La mostra antologica, curata da Horvat stesso, traccia il percorso di un fotografo che ha segnato la storia della fotografia, che con il suo lavoro ha influenzato l’evoluzione del linguaggio fotografico e delle sue tecniche e, in omaggio agli spazi che la ospitano, sottolinea il rapporto tra la fotografia e la storia dell’arte europea.

Il grande interesse del lavoro di Horvat è insito nella ricchezza e nella varietà del suo percorso: fotoreporter attento ad un’umanità sconosciuta di mondi allora lontani, fotografo di moda che immerge le sue modelle nei fatti quotidiani, artista sensibile alla storia dell’arte e pronto a confrontarsi con la pittura e affascinato dalla scultura, fotografo di paesaggi attento al rapporto dell’uomo con la natura che si dedica anche a esplorazioni interiori, a virtuosismi digitali e a una ricerca fotografica che manifesta sempre la libertà del suo sguardo.

Il tutto è narrato attraverso 210 immagini realizzate da Horvat, insieme a una trentina di altre immagini tratte dalla sua collezione privata che raccoglie i lavori di autori come Henri Cartier-Bresson e Robert Doisneau, esposte in pubblico per la prima volta in assoluto. 

Il percorso è suddiviso in quindici sezioni: Luce, Condizione umana, Tempo sospeso, Voyeur, Da occhio a occhio, Metafore, Fa pensare a…, Vere somiglianze, Uno, Due, Molti, La vera donna, Fuori luogo, Cose, Foto fesse, Autoritratti.

L’eclettismo – dice Horvat – non è sempre stato un vantaggio per me: alcuni hanno messo in dubbio la sincerità del mio impegno, altri hanno trovato che le mie foto erano poco ‘riconoscibili’, come se, dicevano, fossero state fatte da autori diversi. Questo mi ha spinto a ripercorrere la mia opera per cercarvi un denominatore comune. Ne ho trovati quindici e non solo uno, quindici in tutto il mio percorso e li ho chiamati ‘chiavi’”.

--- DOMANDE ---
- A) Copia dal testo sulla mostra di Horvat il tratto da "Il tutto è narrato" a "Foto fesse, Autoritratti.".
- B) Prosegui il testo sulla mostra di Horvat, riprendendo subito dopo la sua ultima frase.

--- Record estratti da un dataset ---
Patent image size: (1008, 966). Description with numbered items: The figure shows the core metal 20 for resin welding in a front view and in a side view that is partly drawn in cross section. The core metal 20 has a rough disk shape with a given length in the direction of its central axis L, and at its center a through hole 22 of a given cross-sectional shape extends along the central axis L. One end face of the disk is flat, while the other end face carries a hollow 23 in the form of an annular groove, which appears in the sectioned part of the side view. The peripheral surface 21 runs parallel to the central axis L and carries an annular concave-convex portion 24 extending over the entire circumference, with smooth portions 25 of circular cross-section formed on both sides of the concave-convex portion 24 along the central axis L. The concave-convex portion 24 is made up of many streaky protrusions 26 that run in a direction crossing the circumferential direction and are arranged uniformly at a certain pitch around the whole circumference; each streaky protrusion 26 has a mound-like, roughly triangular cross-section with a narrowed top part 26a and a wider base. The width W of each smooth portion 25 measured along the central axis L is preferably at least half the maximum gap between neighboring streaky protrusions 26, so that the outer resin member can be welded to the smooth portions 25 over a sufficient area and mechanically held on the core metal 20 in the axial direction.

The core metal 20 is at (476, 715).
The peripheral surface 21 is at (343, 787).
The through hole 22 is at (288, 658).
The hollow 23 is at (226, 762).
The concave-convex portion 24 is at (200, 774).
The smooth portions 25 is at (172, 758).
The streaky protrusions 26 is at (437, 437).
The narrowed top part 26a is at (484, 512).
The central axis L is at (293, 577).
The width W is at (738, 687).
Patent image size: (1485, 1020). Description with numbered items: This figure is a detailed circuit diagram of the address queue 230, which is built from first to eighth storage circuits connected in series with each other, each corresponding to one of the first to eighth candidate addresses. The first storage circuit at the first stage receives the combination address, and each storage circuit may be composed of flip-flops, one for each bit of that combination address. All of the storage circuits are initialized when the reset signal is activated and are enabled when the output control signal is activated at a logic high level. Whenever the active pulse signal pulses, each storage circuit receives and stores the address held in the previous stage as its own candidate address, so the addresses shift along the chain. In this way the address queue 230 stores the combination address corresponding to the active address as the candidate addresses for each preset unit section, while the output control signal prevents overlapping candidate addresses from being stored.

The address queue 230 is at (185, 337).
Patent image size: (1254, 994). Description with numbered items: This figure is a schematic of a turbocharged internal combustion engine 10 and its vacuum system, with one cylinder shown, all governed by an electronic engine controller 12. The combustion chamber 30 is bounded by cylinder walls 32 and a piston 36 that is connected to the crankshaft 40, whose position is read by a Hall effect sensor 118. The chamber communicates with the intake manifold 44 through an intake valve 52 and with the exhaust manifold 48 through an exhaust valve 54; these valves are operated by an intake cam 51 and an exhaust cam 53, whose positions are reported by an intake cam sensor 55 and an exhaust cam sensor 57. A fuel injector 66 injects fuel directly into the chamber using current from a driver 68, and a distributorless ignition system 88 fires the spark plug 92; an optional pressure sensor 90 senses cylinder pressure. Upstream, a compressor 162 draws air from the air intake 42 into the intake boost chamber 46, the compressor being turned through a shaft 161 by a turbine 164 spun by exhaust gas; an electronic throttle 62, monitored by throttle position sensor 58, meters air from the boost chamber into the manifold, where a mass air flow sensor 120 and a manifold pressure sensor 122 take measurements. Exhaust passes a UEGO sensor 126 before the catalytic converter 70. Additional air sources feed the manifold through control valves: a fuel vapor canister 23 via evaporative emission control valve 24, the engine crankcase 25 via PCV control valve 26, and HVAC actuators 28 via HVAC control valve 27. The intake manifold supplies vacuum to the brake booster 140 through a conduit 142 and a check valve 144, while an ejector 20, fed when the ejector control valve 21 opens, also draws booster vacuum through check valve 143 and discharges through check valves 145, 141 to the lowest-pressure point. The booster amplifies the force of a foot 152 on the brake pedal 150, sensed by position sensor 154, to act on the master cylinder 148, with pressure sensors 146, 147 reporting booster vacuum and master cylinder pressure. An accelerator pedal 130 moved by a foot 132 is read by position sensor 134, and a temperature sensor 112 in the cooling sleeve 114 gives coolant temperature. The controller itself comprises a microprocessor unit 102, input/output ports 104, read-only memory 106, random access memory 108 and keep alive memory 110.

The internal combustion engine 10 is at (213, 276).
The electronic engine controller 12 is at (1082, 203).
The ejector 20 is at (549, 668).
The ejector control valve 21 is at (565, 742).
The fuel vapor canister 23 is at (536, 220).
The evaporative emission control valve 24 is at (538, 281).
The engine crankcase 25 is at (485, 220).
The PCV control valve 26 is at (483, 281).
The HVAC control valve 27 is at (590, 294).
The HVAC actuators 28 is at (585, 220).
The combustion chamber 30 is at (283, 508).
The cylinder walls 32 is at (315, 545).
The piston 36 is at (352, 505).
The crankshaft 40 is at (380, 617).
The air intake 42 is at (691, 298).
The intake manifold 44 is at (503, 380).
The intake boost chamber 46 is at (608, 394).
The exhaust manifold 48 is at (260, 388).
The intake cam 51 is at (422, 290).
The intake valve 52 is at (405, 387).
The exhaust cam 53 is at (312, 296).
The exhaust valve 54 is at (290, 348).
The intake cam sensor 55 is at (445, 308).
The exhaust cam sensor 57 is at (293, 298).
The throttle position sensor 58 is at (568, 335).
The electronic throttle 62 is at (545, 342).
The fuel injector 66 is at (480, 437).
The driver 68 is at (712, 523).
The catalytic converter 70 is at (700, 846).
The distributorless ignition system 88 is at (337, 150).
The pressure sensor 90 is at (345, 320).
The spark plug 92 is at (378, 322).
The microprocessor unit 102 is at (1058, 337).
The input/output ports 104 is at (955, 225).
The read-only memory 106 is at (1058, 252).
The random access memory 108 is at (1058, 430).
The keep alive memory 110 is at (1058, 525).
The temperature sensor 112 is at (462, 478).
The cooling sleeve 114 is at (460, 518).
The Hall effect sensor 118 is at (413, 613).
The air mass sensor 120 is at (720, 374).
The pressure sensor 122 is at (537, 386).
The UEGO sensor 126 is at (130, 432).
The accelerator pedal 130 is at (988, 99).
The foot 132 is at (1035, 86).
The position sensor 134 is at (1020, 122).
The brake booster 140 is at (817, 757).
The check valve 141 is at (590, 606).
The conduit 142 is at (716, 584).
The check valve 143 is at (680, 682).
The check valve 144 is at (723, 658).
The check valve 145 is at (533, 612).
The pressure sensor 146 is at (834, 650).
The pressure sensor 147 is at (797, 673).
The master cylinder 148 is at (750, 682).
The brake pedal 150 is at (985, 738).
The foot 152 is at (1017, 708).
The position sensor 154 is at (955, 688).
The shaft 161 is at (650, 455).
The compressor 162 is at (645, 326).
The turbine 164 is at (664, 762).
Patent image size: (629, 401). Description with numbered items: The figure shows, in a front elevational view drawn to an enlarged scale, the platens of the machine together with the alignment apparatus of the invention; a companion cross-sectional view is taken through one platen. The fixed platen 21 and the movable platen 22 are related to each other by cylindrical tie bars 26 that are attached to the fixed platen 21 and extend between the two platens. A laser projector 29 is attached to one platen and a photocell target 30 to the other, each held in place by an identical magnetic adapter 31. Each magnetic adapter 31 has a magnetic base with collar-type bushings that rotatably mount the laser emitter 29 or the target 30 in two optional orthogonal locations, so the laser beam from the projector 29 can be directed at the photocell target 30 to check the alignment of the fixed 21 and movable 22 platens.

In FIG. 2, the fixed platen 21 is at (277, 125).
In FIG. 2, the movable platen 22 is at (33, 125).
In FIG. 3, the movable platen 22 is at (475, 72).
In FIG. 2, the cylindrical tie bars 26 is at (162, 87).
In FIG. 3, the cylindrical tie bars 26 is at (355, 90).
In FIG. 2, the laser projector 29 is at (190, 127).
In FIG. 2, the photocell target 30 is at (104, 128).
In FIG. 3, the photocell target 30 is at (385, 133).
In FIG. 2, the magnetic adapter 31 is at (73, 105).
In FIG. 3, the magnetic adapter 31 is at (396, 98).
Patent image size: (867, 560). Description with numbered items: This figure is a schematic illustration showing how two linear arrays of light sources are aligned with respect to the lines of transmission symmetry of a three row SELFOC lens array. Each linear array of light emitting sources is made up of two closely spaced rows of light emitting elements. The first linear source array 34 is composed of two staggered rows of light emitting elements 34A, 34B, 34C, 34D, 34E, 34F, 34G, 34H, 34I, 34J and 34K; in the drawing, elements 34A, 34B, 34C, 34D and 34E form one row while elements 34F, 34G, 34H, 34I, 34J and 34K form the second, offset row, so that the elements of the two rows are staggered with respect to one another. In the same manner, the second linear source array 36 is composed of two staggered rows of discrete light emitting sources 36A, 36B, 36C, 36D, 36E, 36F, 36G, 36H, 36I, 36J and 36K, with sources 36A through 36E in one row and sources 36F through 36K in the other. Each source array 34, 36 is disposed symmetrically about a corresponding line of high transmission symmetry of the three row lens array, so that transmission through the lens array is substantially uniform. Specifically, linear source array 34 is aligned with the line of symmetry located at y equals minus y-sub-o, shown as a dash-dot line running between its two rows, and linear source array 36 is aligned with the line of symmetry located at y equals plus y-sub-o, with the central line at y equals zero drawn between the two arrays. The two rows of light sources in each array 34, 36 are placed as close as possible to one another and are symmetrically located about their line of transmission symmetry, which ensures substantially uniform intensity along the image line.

--- RISPOSTE ---
- A)
Il tutto è narrato attraverso 210 immagini realizzate da Horvat, insieme a una trentina di altre immagini tratte dalla sua collezione privata che raccoglie i lavori di autori come Henri Cartier-Bresson e Robert Doisneau, esposte in pubblico per la prima volta in assoluto. 

Il percorso è suddiviso in quindici sezioni: Luce, Condizione umana, Tempo sospeso, Voyeur, Da occhio a occhio, Metafore, Fa pensare a…, Vere somiglianze, Uno, Due, Molti, La vera donna, Fuori luogo, Cose, Foto fesse, Autoritratti.

- B)
Nella mostra sono esposte per la prima volta trentuno fotografie della ricchissima collezione personale di Horvat che nel corso della sua lunga carriera ha raccolto alcune centinaia di fotografie di amici, colleghi e giovani fotografi, con opere che rappresentano in modo iconico la Storia della fotografia, come il celebre scatto di Jeff Widener che ritrae un ragazzo di fronte ai carri armati di piazza Tienanmen, a Pechino, nel 1989.

Fra i fotografi documentati nella sua collezione spiccano nomi come quelli di André Kertesz, Bill Brandt, Henri Cartier-Bresson, Eugene Smith, Brassai, Robert Doisneau, Edward Weston, Elliott Erwitt, Mario Giacomelli, Edouard Boubat, Irving Penn, Helmut Newton, Jacques-Henri Lartigue, Sebastiao Salgado, August Sander, Weegee.

Credits

A cura di Frank Horvart

La mostra è prodotta dai Musei Reali di Torino con il sostegno della Regione Piemonte e di Reale Mutua e con il patrocinio di Regione Piemonte e Città di Torino.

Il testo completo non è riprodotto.